* _Required task_:
Each line below must be set down exactly; omit any image you find.

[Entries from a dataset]
★ ★ ★ ★
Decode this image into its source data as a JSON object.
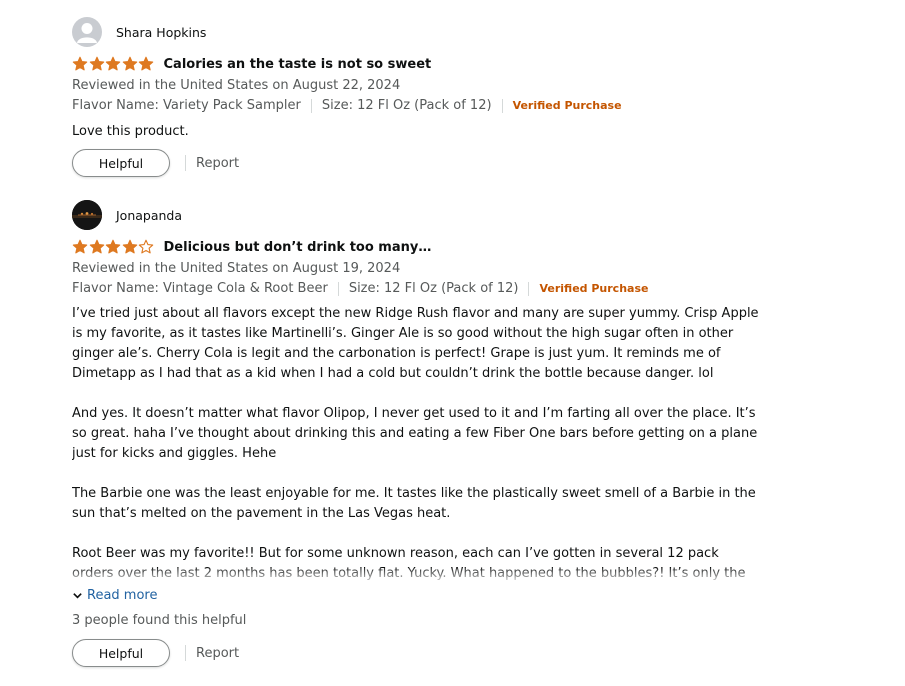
{
  "reviews": [
    {
      "reviewer": "Shara Hopkins",
      "rating": 5,
      "title": "Calories an the taste is not so sweet",
      "date_line": "Reviewed in the United States on August 22, 2024",
      "flavor": "Flavor Name: Variety Pack Sampler",
      "size": "Size: 12 Fl Oz (Pack of 12)",
      "verified": "Verified Purchase",
      "body": [
        "Love this product."
      ],
      "helpful_label": "Helpful",
      "report_label": "Report"
    },
    {
      "reviewer": "Jonapanda",
      "rating": 4,
      "title": "Delicious but don’t drink too many…",
      "date_line": "Reviewed in the United States on August 19, 2024",
      "flavor": "Flavor Name: Vintage Cola & Root Beer",
      "size": "Size: 12 Fl Oz (Pack of 12)",
      "verified": "Verified Purchase",
      "body": [
        "I’ve tried just about all flavors except the new Ridge Rush flavor and many are super yummy. Crisp Apple is my favorite, as it tastes like Martinelli’s. Ginger Ale is so good without the high sugar often in other ginger ale’s. Cherry Cola is legit and the carbonation is perfect! Grape is just yum. It reminds me of Dimetapp as I had that as a kid when I had a cold but couldn’t drink the bottle because danger. lol",
        "And yes. It doesn’t matter what flavor Olipop, I never get used to it and I’m farting all over the place. It’s so great. haha I’ve thought about drinking this and eating a few Fiber One bars before getting on a plane just for kicks and giggles. Hehe",
        "The Barbie one was the least enjoyable for me. It tastes like the plastically sweet smell of a Barbie in the sun that’s melted on the pavement in the Las Vegas heat.",
        "Root Beer was my favorite!! But for some unknown reason, each can I’ve gotten in several 12 pack orders over the last 2 months has been totally flat. Yucky. What happened to the bubbles?! It’s only the Root Beer."
      ],
      "read_more": "Read more",
      "found_helpful": "3 people found this helpful",
      "helpful_label": "Helpful",
      "report_label": "Report"
    }
  ],
  "colors": {
    "star": "#de7921",
    "verified": "#c45500",
    "link": "#2162a1",
    "meta": "#565959"
  },
  "icons": {
    "avatar_default": "person-silhouette-icon",
    "star": "star-icon",
    "read_more": "chevron-down-icon"
  }
}
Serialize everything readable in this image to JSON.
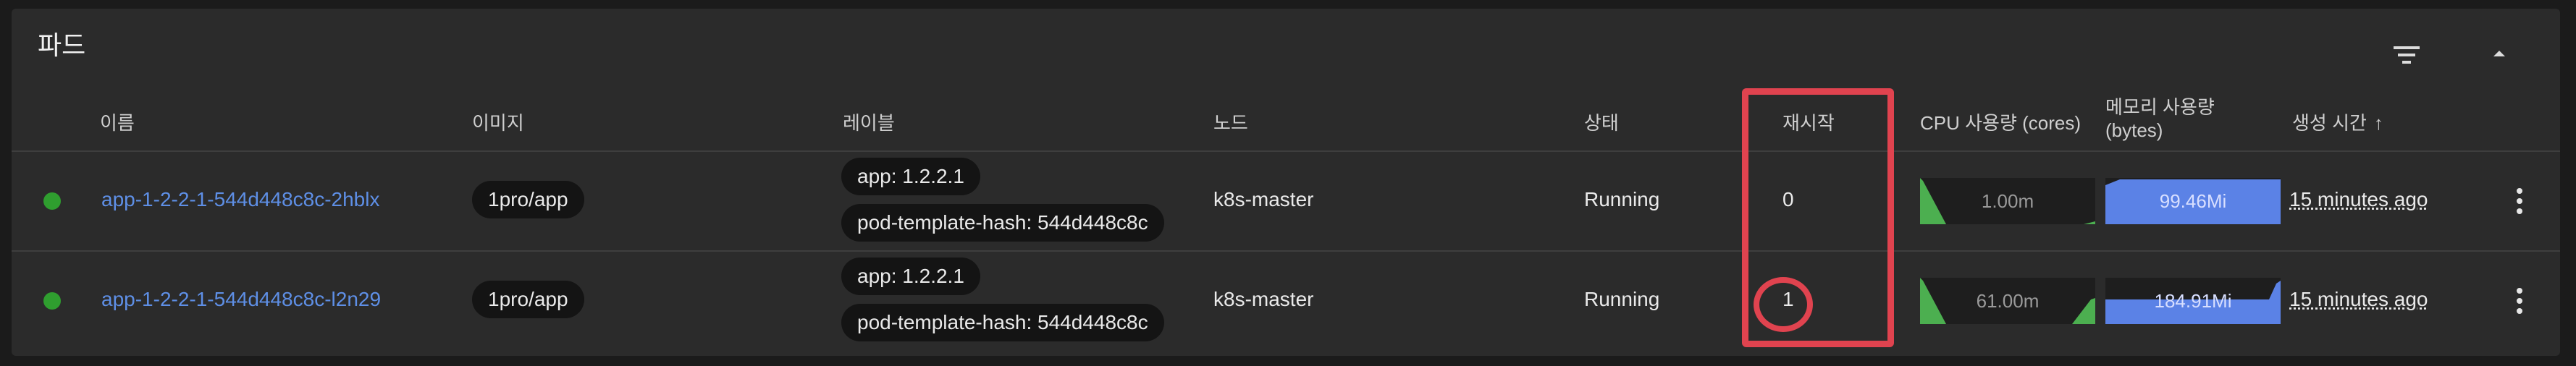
{
  "panel": {
    "title": "파드"
  },
  "columns": {
    "name": "이름",
    "image": "이미지",
    "labels": "레이블",
    "node": "노드",
    "status": "상태",
    "restarts": "재시작",
    "cpu": "CPU 사용량 (cores)",
    "memory_line1": "메모리 사용량",
    "memory_line2": "(bytes)",
    "created": "생성 시간",
    "created_sort": "↑"
  },
  "rows": [
    {
      "name": "app-1-2-2-1-544d448c8c-2hblx",
      "image": "1pro/app",
      "labels": [
        "app: 1.2.2.1",
        "pod-template-hash: 544d448c8c"
      ],
      "node": "k8s-master",
      "status": "Running",
      "restarts": "0",
      "cpu": "1.00m",
      "memory": "99.46Mi",
      "age": "15 minutes ago",
      "status_color": "#2f9e2f"
    },
    {
      "name": "app-1-2-2-1-544d448c8c-l2n29",
      "image": "1pro/app",
      "labels": [
        "app: 1.2.2.1",
        "pod-template-hash: 544d448c8c"
      ],
      "node": "k8s-master",
      "status": "Running",
      "restarts": "1",
      "cpu": "61.00m",
      "memory": "184.91Mi",
      "age": "15 minutes ago",
      "status_color": "#2f9e2f"
    }
  ],
  "colors": {
    "link": "#5e8fe6",
    "running": "#2f9e2f",
    "cpu_chart": "#4caf50",
    "memory_chart": "#5b82e6",
    "annotation": "#e0434f"
  },
  "icons": {
    "filter": "filter-lines-icon",
    "collapse": "triangle-up-icon",
    "menu": "kebab-vertical-icon"
  }
}
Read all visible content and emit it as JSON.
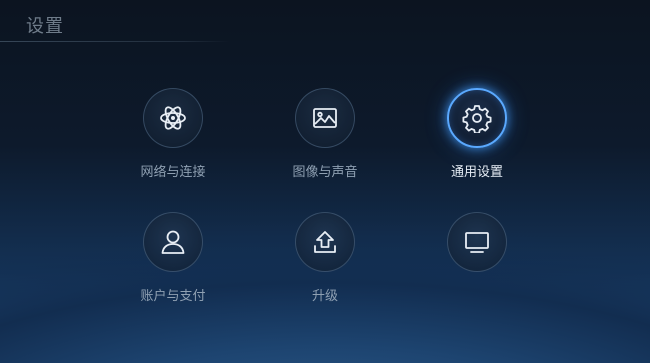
{
  "header": {
    "title": "设置"
  },
  "menu": {
    "items": [
      {
        "label": "网络与连接",
        "icon": "atom-icon",
        "selected": false
      },
      {
        "label": "图像与声音",
        "icon": "picture-icon",
        "selected": false
      },
      {
        "label": "通用设置",
        "icon": "gear-icon",
        "selected": true
      },
      {
        "label": "账户与支付",
        "icon": "user-icon",
        "selected": false
      },
      {
        "label": "升级",
        "icon": "upgrade-icon",
        "selected": false
      },
      {
        "label": "",
        "icon": "tv-icon",
        "selected": false
      }
    ]
  },
  "colors": {
    "accent": "#5aa9ff",
    "label": "#8fa0b2",
    "label_active": "#e6edf5"
  }
}
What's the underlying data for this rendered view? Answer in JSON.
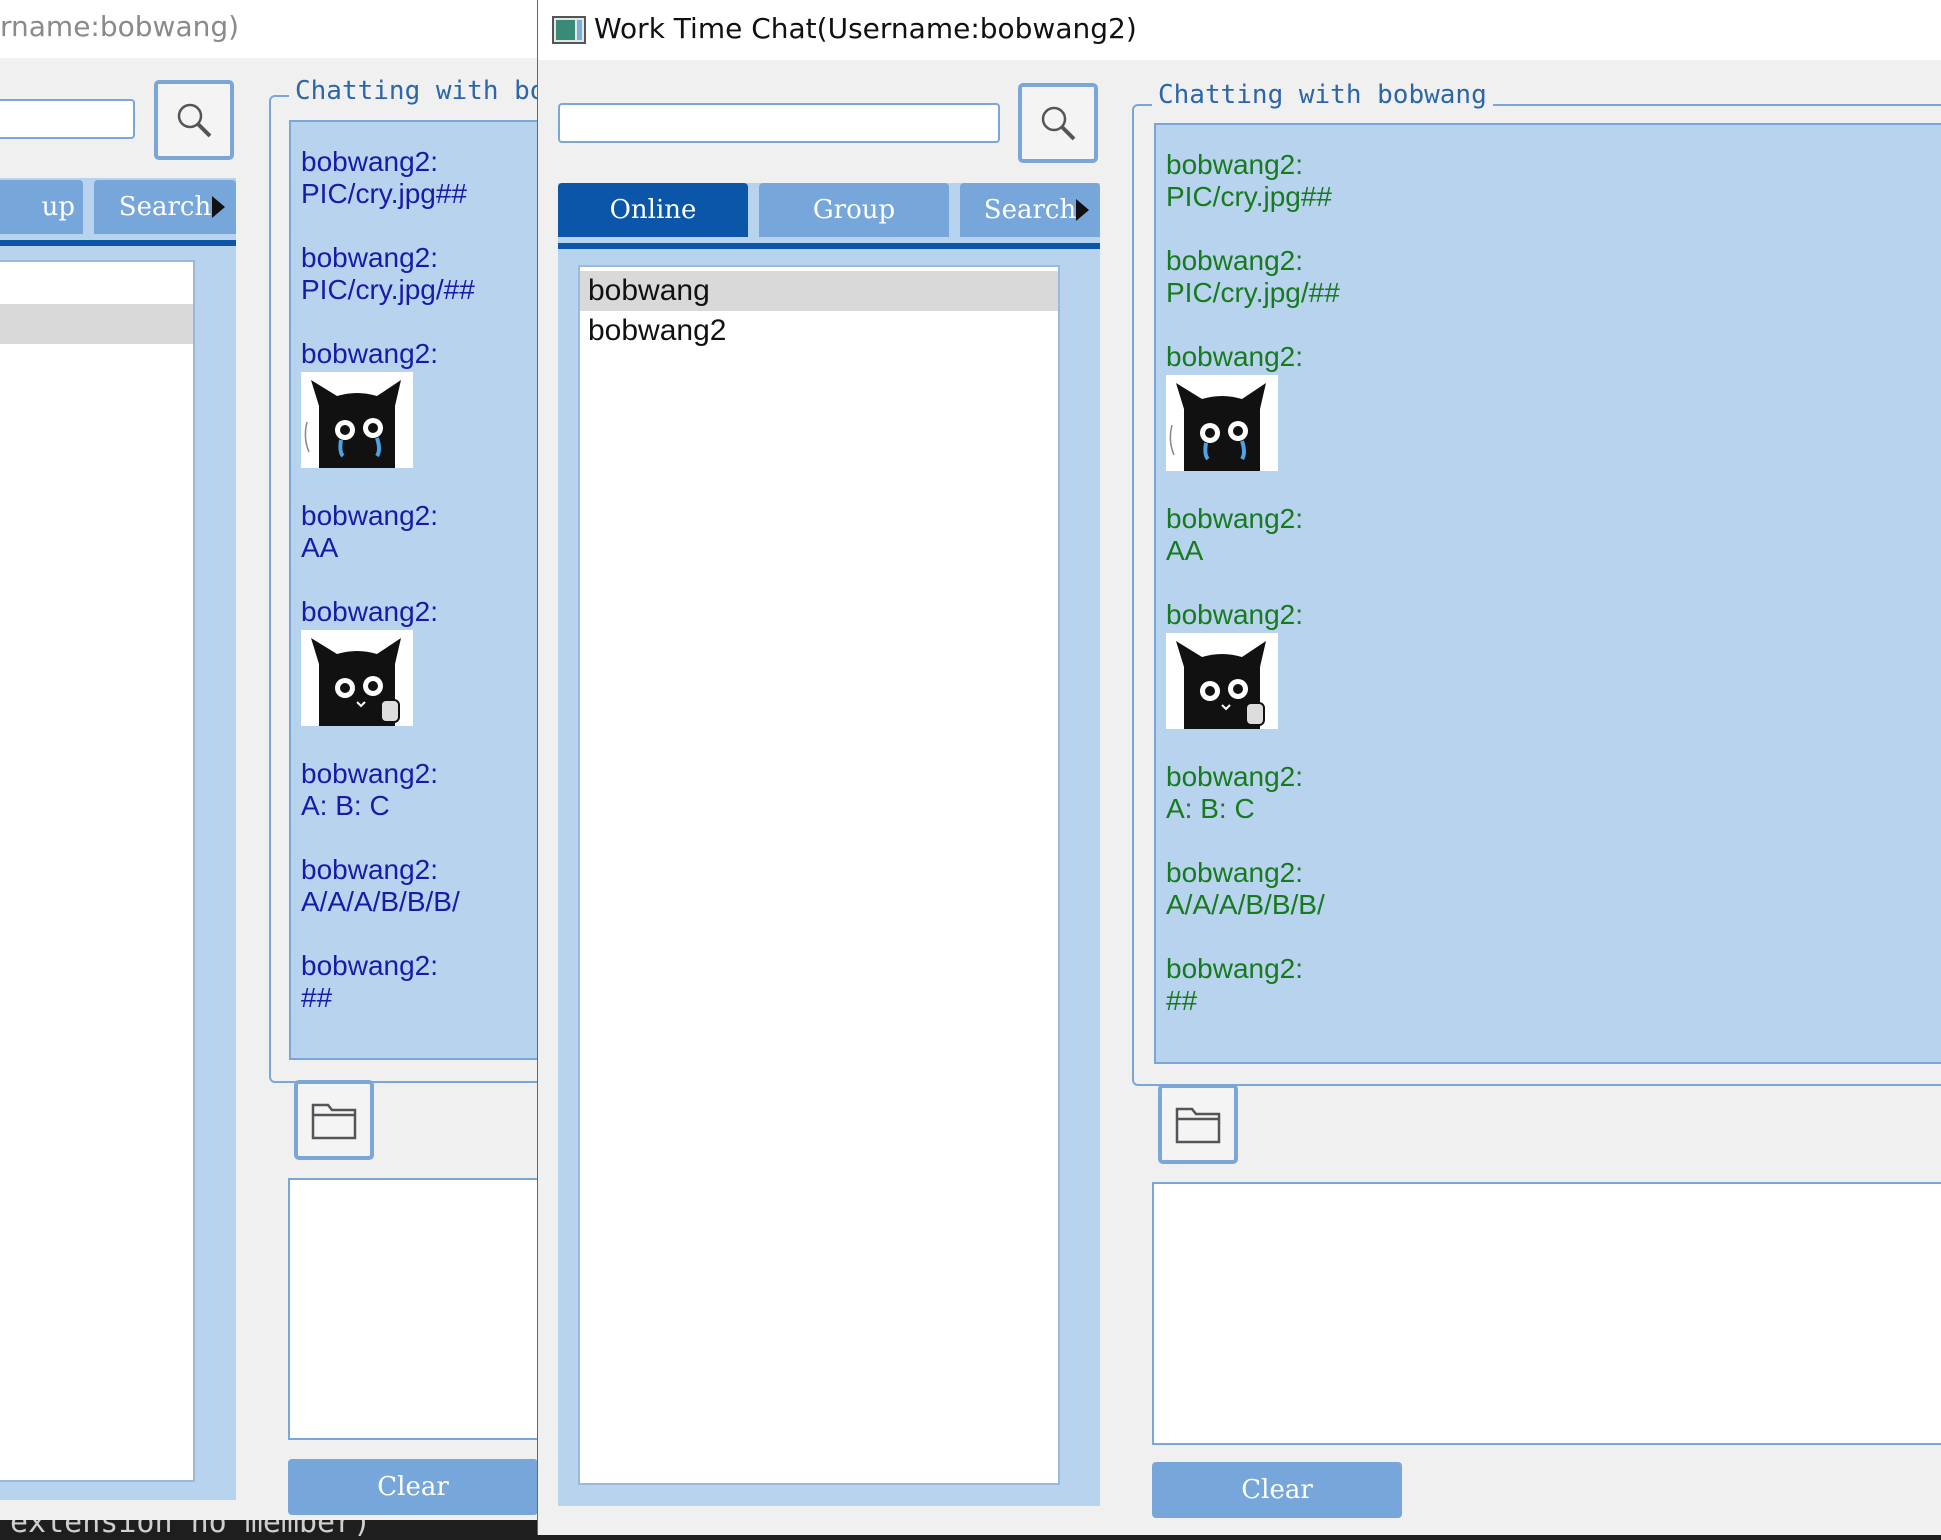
★ ★ ★ ★
* _Written solution_:
Decode this image into its source data as a JSON object.
{
  "reviews": [
    {
      "reviewer": "Shara Hopkins",
      "rating": 5,
      "title": "Calories an the taste is not so sweet",
      "date_line": "Reviewed in the United States on August 22, 2024",
      "flavor": "Flavor Name: Variety Pack Sampler",
      "size": "Size: 12 Fl Oz (Pack of 12)",
      "verified": "Verified Purchase",
      "body": [
        "Love this product."
      ],
      "helpful_label": "Helpful",
      "report_label": "Report"
    },
    {
      "reviewer": "Jonapanda",
      "rating": 4,
      "title": "Delicious but don’t drink too many…",
      "date_line": "Reviewed in the United States on August 19, 2024",
      "flavor": "Flavor Name: Vintage Cola & Root Beer",
      "size": "Size: 12 Fl Oz (Pack of 12)",
      "verified": "Verified Purchase",
      "body": [
        "I’ve tried just about all flavors except the new Ridge Rush flavor and many are super yummy. Crisp Apple is my favorite, as it tastes like Martinelli’s. Ginger Ale is so good without the high sugar often in other ginger ale’s. Cherry Cola is legit and the carbonation is perfect! Grape is just yum. It reminds me of Dimetapp as I had that as a kid when I had a cold but couldn’t drink the bottle because danger. lol",
        "And yes. It doesn’t matter what flavor Olipop, I never get used to it and I’m farting all over the place. It’s so great. haha I’ve thought about drinking this and eating a few Fiber One bars before getting on a plane just for kicks and giggles. Hehe",
        "The Barbie one was the least enjoyable for me. It tastes like the plastically sweet smell of a Barbie in the sun that’s melted on the pavement in the Las Vegas heat.",
        "Root Beer was my favorite!! But for some unknown reason, each can I’ve gotten in several 12 pack orders over the last 2 months has been totally flat. Yucky. What happened to the bubbles?! It’s only the Root Beer."
      ],
      "read_more": "Read more",
      "found_helpful": "3 people found this helpful",
      "helpful_label": "Helpful",
      "report_label": "Report"
    }
  ],
  "colors": {
    "star": "#de7921",
    "verified": "#c45500",
    "link": "#2162a1",
    "meta": "#565959"
  },
  "icons": {
    "avatar_default": "person-silhouette-icon",
    "star": "star-icon",
    "read_more": "chevron-down-icon"
  }
}
Serialize everything readable in this image to JSON.
{
  "panel": {
    "title": "파드"
  },
  "columns": {
    "name": "이름",
    "image": "이미지",
    "labels": "레이블",
    "node": "노드",
    "status": "상태",
    "restarts": "재시작",
    "cpu": "CPU 사용량 (cores)",
    "memory_line1": "메모리 사용량",
    "memory_line2": "(bytes)",
    "created": "생성 시간",
    "created_sort": "↑"
  },
  "rows": [
    {
      "name": "app-1-2-2-1-544d448c8c-2hblx",
      "image": "1pro/app",
      "labels": [
        "app: 1.2.2.1",
        "pod-template-hash: 544d448c8c"
      ],
      "node": "k8s-master",
      "status": "Running",
      "restarts": "0",
      "cpu": "1.00m",
      "memory": "99.46Mi",
      "age": "15 minutes ago",
      "status_color": "#2f9e2f"
    },
    {
      "name": "app-1-2-2-1-544d448c8c-l2n29",
      "image": "1pro/app",
      "labels": [
        "app: 1.2.2.1",
        "pod-template-hash: 544d448c8c"
      ],
      "node": "k8s-master",
      "status": "Running",
      "restarts": "1",
      "cpu": "61.00m",
      "memory": "184.91Mi",
      "age": "15 minutes ago",
      "status_color": "#2f9e2f"
    }
  ],
  "colors": {
    "link": "#5e8fe6",
    "running": "#2f9e2f",
    "cpu_chart": "#4caf50",
    "memory_chart": "#5b82e6",
    "annotation": "#e0434f"
  },
  "icons": {
    "filter": "filter-lines-icon",
    "collapse": "triangle-up-icon",
    "menu": "kebab-vertical-icon"
  }
}
Read all visible content and emit it as JSON.
{
  "header": {
    "title": "设置"
  },
  "menu": {
    "items": [
      {
        "label": "网络与连接",
        "icon": "atom-icon",
        "selected": false
      },
      {
        "label": "图像与声音",
        "icon": "picture-icon",
        "selected": false
      },
      {
        "label": "通用设置",
        "icon": "gear-icon",
        "selected": true
      },
      {
        "label": "账户与支付",
        "icon": "user-icon",
        "selected": false
      },
      {
        "label": "升级",
        "icon": "upgrade-icon",
        "selected": false
      },
      {
        "label": "",
        "icon": "tv-icon",
        "selected": false
      }
    ]
  },
  "colors": {
    "accent": "#5aa9ff",
    "label": "#8fa0b2",
    "label_active": "#e6edf5"
  }
}
What's the underlying data for this rendered view? Answer in JSON.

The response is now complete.